▶ Brief: Copy out every line exactly as given.

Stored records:

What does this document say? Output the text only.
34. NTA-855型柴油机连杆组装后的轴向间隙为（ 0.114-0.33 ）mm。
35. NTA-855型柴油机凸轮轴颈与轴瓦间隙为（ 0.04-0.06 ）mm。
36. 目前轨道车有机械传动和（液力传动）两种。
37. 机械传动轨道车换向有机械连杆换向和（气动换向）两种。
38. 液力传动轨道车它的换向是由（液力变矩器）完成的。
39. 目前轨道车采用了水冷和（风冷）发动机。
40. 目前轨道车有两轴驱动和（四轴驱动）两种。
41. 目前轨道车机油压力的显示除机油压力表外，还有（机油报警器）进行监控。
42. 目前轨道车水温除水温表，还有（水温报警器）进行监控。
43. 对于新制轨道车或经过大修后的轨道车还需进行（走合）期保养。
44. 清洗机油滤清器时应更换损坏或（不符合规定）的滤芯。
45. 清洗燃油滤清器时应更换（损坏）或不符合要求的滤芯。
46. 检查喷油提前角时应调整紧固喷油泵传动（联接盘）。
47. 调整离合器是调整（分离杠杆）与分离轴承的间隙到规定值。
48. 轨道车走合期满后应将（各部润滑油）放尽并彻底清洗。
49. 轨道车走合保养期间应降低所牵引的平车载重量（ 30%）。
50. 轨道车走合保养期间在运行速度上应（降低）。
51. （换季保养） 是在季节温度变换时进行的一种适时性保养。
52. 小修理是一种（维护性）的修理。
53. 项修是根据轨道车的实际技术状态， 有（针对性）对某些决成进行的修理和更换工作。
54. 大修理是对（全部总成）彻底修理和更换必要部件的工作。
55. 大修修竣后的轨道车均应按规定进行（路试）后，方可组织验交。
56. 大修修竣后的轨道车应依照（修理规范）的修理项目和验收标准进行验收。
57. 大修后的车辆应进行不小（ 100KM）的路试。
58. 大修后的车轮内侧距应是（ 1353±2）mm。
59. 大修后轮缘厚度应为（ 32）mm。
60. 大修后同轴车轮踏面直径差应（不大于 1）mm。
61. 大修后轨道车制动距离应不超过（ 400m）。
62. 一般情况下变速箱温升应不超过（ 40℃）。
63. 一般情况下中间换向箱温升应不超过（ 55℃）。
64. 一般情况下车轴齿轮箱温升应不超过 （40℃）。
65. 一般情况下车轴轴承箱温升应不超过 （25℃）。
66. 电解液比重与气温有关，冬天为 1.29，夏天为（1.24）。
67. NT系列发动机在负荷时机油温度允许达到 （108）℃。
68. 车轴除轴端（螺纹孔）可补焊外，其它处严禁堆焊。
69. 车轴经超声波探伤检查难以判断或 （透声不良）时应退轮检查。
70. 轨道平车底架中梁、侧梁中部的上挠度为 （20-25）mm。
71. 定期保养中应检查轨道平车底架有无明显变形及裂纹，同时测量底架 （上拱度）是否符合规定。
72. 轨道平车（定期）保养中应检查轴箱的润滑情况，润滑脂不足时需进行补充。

▶ Result for this exercise:
What does this document say? Output the text only.
34. NTA-855型柴油机连杆组装后的轴向间隙为（ 0.114-0.33 ）mm。
35. NTA-855型柴油机凸轮轴颈与轴瓦间隙为（ 0.04-0.06 ）mm。
36. 目前轨道车有机械传动和（液力传动）两种。
37. 机械传动轨道车换向有机械连杆换向和（气动换向）两种。
38. 液力传动轨道车它的换向是由（液力变矩器）完成的。
39. 目前轨道车采用了水冷和（风冷）发动机。
40. 目前轨道车有两轴驱动和（四轴驱动）两种。
41. 目前轨道车机油压力的显示除机油压力表外，还有（机油报警器）进行监控。
42. 目前轨道车水温除水温表，还有（水温报警器）进行监控。
43. 对于新制轨道车或经过大修后的轨道车还需进行（走合）期保养。
44. 清洗机油滤清器时应更换损坏或（不符合规定）的滤芯。
45. 清洗燃油滤清器时应更换（损坏）或不符合要求的滤芯。
46. 检查喷油提前角时应调整紧固喷油泵传动（联接盘）。
47. 调整离合器是调整（分离杠杆）与分离轴承的间隙到规定值。
48. 轨道车走合期满后应将（各部润滑油）放尽并彻底清洗。
49. 轨道车走合保养期间应降低所牵引的平车载重量（ 30%）。
50. 轨道车走合保养期间在运行速度上应（降低）。
51. （换季保养） 是在季节温度变换时进行的一种适时性保养。
52. 小修理是一种（维护性）的修理。
53. 项修是根据轨道车的实际技术状态， 有（针对性）对某些决成进行的修理和更换工作。
54. 大修理是对（全部总成）彻底修理和更换必要部件的工作。
55. 大修修竣后的轨道车均应按规定进行（路试）后，方可组织验交。
56. 大修修竣后的轨道车应依照（修理规范）的修理项目和验收标准进行验收。
57. 大修后的车辆应进行不小（ 100KM）的路试。
58. 大修后的车轮内侧距应是（ 1353±2）mm。
59. 大修后轮缘厚度应为（ 32）mm。
60. 大修后同轴车轮踏面直径差应（不大于 1）mm。
61. 大修后轨道车制动距离应不超过（ 400m）。
62. 一般情况下变速箱温升应不超过（ 40℃）。
63. 一般情况下中间换向箱温升应不超过（ 55℃）。
64. 一般情况下车轴齿轮箱温升应不超过 （40℃）。
65. 一般情况下车轴轴承箱温升应不超过 （25℃）。
66. 电解液比重与气温有关，冬天为 1.29，夏天为（1.24）。
67. NT系列发动机在负荷时机油温度允许达到 （108）℃。
68. 车轴除轴端（螺纹孔）可补焊外，其它处严禁堆焊。
69. 车轴经超声波探伤检查难以判断或 （透声不良）时应退轮检查。
70. 轨道平车底架中梁、侧梁中部的上挠度为 （20-25）mm。
71. 定期保养中应检查轨道平车底架有无明显变形及裂纹，同时测量底架 （上拱度）是否符合规定。
72. 轨道平车（定期）保养中应检查轴箱的润滑情况，润滑脂不足时需进行补充。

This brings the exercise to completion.